● **EXERCISE AIM**
Here are some records; copy every line that holds the word "this".

● **Figure content listings**
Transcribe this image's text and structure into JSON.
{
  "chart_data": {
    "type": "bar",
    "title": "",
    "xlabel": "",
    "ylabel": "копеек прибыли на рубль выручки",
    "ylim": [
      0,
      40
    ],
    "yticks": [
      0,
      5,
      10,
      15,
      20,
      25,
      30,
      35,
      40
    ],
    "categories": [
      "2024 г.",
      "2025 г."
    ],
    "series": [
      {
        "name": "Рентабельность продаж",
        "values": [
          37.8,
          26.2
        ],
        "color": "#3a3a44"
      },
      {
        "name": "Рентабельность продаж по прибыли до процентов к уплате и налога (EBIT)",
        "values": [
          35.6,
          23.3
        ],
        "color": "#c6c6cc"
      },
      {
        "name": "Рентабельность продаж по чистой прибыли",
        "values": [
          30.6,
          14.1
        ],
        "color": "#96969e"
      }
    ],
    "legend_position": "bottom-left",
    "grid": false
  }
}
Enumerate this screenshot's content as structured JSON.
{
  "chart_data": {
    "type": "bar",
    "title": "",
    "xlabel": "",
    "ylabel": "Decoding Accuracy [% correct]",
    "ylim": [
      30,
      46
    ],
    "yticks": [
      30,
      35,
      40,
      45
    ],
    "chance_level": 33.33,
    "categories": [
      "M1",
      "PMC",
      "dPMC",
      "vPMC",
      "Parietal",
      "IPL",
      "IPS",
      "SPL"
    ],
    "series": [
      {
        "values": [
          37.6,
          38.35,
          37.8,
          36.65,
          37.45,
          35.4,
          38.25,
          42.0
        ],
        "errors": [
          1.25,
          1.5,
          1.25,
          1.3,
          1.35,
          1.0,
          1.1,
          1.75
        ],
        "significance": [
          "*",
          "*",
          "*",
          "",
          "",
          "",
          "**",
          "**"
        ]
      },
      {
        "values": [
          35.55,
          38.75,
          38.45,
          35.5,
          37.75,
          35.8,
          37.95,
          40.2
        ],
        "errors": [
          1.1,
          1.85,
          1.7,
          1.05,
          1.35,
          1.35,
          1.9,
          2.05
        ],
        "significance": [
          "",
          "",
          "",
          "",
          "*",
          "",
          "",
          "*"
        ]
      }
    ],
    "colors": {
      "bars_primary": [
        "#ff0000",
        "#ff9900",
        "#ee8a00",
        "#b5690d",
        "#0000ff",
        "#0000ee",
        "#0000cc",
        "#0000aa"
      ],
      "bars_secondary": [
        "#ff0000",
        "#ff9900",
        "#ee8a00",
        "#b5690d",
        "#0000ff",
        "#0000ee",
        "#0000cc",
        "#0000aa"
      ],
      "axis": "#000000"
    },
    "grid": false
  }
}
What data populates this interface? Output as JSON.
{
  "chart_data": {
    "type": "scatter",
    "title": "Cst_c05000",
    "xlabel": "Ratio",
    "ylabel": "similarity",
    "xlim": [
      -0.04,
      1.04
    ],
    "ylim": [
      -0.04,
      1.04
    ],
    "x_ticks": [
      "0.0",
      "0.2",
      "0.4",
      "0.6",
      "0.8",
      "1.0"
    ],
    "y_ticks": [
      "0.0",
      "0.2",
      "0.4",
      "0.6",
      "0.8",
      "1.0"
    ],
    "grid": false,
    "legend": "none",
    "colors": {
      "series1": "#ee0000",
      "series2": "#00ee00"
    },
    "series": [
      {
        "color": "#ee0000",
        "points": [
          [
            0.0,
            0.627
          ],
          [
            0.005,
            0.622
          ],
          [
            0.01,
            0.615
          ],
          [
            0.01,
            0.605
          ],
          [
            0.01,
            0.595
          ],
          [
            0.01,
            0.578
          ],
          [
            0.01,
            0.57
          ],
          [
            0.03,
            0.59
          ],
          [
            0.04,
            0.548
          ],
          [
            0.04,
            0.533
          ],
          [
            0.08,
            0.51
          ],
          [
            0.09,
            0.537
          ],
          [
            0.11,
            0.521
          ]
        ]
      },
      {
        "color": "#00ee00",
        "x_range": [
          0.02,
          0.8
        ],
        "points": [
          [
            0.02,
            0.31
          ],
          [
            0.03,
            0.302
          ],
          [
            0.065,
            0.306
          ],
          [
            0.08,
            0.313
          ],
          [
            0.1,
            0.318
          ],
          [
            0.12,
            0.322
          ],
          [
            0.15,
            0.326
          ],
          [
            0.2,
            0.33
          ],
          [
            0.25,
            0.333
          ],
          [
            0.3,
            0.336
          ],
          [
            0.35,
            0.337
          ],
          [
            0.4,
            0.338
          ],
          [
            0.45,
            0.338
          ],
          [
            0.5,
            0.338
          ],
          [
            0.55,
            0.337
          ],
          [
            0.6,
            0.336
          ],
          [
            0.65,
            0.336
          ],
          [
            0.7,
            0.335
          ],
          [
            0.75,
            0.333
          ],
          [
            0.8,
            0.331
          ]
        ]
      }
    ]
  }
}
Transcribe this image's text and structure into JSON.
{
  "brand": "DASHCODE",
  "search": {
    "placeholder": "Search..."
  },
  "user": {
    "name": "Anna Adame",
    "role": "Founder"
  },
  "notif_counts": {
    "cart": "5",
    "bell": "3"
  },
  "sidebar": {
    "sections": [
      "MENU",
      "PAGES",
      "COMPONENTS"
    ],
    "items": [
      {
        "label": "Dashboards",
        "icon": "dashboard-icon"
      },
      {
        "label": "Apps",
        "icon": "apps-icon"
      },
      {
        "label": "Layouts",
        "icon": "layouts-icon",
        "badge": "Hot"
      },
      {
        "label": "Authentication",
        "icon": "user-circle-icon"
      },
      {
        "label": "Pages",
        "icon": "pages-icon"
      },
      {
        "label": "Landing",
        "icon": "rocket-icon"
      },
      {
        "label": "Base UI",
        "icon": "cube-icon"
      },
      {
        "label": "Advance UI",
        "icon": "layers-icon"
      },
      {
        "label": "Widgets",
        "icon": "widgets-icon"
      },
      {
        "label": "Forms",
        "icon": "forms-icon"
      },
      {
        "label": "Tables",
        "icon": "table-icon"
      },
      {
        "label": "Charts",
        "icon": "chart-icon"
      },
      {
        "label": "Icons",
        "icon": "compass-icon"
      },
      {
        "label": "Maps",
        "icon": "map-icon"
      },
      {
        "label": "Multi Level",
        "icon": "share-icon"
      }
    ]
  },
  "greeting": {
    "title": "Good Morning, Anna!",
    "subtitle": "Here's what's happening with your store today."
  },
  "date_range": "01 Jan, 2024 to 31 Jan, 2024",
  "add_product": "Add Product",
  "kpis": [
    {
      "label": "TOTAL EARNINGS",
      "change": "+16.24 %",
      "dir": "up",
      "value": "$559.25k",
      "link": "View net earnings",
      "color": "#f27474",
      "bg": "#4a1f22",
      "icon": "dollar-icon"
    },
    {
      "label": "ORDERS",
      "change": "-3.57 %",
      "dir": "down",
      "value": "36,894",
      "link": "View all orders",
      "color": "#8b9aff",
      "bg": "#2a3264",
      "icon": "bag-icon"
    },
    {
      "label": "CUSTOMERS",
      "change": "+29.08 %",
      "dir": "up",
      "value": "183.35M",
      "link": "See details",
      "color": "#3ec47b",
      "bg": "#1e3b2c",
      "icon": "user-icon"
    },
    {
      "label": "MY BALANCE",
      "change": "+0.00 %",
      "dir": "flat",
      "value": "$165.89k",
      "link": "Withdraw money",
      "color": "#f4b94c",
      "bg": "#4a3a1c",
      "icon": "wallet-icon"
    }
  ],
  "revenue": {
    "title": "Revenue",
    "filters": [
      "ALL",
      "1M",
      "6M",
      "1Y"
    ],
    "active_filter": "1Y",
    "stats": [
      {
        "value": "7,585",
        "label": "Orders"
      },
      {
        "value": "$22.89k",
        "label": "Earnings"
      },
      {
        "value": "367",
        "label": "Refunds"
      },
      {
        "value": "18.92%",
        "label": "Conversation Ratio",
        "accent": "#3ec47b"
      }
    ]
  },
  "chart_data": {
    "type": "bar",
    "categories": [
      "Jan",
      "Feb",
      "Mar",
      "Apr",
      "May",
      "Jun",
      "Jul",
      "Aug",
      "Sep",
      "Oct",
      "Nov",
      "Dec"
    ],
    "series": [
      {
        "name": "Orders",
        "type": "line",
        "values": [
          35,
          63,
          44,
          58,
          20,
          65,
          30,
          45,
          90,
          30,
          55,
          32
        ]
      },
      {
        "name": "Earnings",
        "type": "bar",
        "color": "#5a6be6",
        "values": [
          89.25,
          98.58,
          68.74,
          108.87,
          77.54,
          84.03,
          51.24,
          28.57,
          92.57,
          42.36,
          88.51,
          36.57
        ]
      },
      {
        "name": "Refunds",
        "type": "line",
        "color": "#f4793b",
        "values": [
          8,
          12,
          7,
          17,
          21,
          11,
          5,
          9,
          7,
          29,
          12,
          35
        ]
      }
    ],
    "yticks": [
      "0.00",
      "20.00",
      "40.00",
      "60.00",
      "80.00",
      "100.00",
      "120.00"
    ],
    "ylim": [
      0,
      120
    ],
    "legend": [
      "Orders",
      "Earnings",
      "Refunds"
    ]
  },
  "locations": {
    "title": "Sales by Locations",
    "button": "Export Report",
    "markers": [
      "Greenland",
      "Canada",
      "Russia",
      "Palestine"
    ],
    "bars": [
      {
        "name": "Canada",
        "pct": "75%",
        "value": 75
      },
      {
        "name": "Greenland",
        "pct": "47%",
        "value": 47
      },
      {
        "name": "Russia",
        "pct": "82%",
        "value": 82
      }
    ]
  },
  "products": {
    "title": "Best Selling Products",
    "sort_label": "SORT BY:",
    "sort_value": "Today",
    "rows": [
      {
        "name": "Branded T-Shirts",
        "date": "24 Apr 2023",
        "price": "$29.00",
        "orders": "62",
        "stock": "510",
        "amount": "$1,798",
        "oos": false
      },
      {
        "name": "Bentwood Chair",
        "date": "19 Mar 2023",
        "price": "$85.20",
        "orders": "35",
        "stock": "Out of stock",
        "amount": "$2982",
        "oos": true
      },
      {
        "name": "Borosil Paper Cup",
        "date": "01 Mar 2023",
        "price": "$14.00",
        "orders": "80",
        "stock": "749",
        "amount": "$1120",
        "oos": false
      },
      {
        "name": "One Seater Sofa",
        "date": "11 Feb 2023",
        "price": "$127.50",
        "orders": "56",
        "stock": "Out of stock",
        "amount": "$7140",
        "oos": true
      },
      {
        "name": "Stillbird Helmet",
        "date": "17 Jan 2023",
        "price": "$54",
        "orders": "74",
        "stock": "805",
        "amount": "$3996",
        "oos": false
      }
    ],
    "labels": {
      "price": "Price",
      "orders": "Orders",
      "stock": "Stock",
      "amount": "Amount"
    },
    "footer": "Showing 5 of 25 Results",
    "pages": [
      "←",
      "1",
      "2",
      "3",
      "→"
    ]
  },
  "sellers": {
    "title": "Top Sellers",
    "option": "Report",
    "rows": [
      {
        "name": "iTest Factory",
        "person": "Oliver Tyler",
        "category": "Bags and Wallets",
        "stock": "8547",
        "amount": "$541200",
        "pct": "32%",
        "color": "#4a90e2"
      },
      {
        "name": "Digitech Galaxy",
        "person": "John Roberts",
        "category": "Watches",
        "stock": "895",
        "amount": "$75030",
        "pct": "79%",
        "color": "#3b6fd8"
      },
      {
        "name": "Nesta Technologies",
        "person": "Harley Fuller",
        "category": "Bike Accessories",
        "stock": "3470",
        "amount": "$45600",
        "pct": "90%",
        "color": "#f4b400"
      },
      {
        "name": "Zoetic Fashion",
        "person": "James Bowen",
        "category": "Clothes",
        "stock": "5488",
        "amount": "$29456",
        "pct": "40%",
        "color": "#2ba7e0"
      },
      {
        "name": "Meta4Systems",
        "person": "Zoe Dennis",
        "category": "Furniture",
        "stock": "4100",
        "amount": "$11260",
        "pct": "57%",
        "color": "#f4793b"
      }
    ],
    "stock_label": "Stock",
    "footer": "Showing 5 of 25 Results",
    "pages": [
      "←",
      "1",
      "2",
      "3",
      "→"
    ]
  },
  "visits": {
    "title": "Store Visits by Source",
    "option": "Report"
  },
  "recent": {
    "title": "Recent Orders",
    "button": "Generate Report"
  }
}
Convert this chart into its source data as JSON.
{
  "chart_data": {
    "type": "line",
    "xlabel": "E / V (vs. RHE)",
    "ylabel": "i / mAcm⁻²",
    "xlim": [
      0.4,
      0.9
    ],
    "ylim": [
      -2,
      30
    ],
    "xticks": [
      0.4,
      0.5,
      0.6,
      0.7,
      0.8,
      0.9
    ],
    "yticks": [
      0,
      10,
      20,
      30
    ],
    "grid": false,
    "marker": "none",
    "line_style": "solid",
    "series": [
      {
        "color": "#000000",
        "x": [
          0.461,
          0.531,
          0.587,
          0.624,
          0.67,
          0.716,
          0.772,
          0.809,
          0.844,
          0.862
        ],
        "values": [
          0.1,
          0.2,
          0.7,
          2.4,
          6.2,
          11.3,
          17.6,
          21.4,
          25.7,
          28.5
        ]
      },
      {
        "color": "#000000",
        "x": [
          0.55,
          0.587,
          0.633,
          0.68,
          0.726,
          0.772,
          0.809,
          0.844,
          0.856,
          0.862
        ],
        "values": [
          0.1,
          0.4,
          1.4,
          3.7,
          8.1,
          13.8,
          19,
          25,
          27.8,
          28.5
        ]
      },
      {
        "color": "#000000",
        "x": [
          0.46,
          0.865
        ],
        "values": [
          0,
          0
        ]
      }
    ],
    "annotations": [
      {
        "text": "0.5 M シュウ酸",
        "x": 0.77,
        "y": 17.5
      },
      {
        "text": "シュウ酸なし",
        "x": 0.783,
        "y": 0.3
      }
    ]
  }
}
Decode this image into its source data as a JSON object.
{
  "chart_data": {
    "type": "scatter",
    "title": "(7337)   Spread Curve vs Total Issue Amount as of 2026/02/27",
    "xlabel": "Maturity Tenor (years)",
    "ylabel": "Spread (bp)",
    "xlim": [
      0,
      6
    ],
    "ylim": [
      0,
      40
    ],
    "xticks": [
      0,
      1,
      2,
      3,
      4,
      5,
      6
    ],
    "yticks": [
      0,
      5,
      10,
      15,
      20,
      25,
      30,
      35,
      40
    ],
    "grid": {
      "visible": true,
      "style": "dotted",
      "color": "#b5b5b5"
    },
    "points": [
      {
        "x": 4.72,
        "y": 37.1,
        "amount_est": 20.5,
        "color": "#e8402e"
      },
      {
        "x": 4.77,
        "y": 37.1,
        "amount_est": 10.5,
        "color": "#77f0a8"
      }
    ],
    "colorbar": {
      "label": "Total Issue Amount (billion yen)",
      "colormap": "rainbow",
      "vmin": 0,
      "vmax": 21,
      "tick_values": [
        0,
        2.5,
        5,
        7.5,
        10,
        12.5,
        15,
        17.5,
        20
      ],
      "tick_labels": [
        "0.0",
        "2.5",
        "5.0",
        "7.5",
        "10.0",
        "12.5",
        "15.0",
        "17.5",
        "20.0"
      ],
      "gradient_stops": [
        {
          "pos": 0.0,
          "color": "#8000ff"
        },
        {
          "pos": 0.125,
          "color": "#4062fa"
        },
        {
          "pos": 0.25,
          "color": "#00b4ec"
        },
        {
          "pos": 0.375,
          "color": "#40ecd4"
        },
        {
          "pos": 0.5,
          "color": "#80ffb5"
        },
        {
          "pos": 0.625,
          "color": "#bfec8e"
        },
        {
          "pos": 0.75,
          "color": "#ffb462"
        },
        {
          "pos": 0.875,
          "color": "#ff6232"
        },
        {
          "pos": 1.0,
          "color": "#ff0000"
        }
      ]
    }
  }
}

● **EXERCISE RESPONSE**
Transcribe this image's text and structure into JSON.
Enumerate this screenshot's content as structured JSON.
What data populates this interface? Output as JSON.
Transcribe this image's text and structure into JSON.
Convert this chart into its source data as JSON.
Decode this image into its source data as a JSON object.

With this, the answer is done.